Dataset records on visual material

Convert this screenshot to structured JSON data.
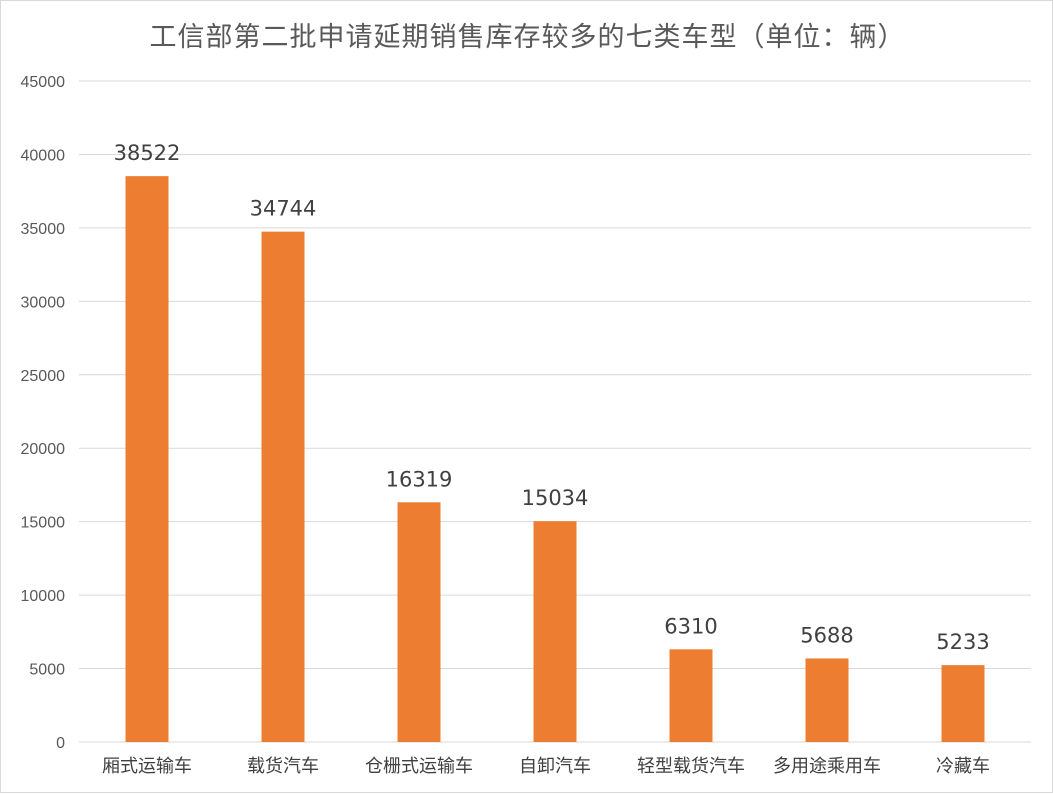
{
  "chart_data": {
    "type": "bar",
    "title": "工信部第二批申请延期销售库存较多的七类车型（单位：辆）",
    "categories": [
      "厢式运输车",
      "载货汽车",
      "仓栅式运输车",
      "自卸汽车",
      "轻型载货汽车",
      "多用途乘用车",
      "冷藏车"
    ],
    "values": [
      38522,
      34744,
      16319,
      15034,
      6310,
      5688,
      5233
    ],
    "data_labels": [
      "38522",
      "34744",
      "16319",
      "15034",
      "6310",
      "5688",
      "5233"
    ],
    "y_ticks": [
      "0",
      "5000",
      "10000",
      "15000",
      "20000",
      "25000",
      "30000",
      "35000",
      "40000",
      "45000"
    ],
    "ylim": [
      0,
      45000
    ],
    "xlabel": "",
    "ylabel": "",
    "grid": true,
    "legend": "none",
    "bar_color": "#ED7D31",
    "grid_color": "#d9d9d9"
  }
}
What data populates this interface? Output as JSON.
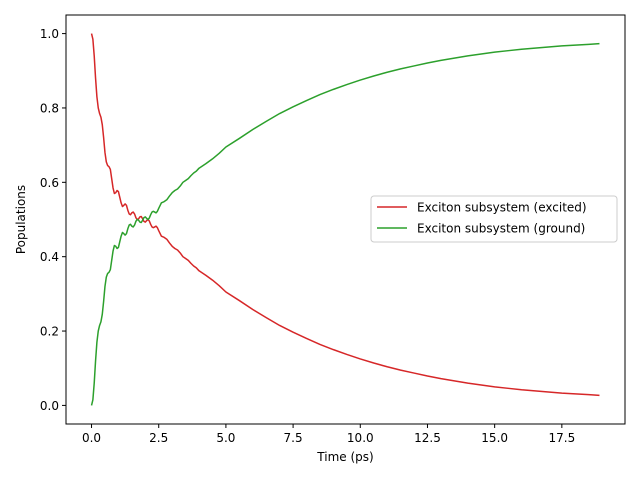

### Your objective:
Restate the records word for word, omitting images.

### Full answer:
Convert this screenshot to structured JSON data.
{
  "chart_data": {
    "type": "bar",
    "title": "工信部第二批申请延期销售库存较多的七类车型（单位：辆）",
    "categories": [
      "厢式运输车",
      "载货汽车",
      "仓栅式运输车",
      "自卸汽车",
      "轻型载货汽车",
      "多用途乘用车",
      "冷藏车"
    ],
    "values": [
      38522,
      34744,
      16319,
      15034,
      6310,
      5688,
      5233
    ],
    "data_labels": [
      "38522",
      "34744",
      "16319",
      "15034",
      "6310",
      "5688",
      "5233"
    ],
    "y_ticks": [
      "0",
      "5000",
      "10000",
      "15000",
      "20000",
      "25000",
      "30000",
      "35000",
      "40000",
      "45000"
    ],
    "ylim": [
      0,
      45000
    ],
    "xlabel": "",
    "ylabel": "",
    "grid": true,
    "legend": "none",
    "bar_color": "#ED7D31",
    "grid_color": "#d9d9d9"
  }
}
What data populates this interface? Output as JSON.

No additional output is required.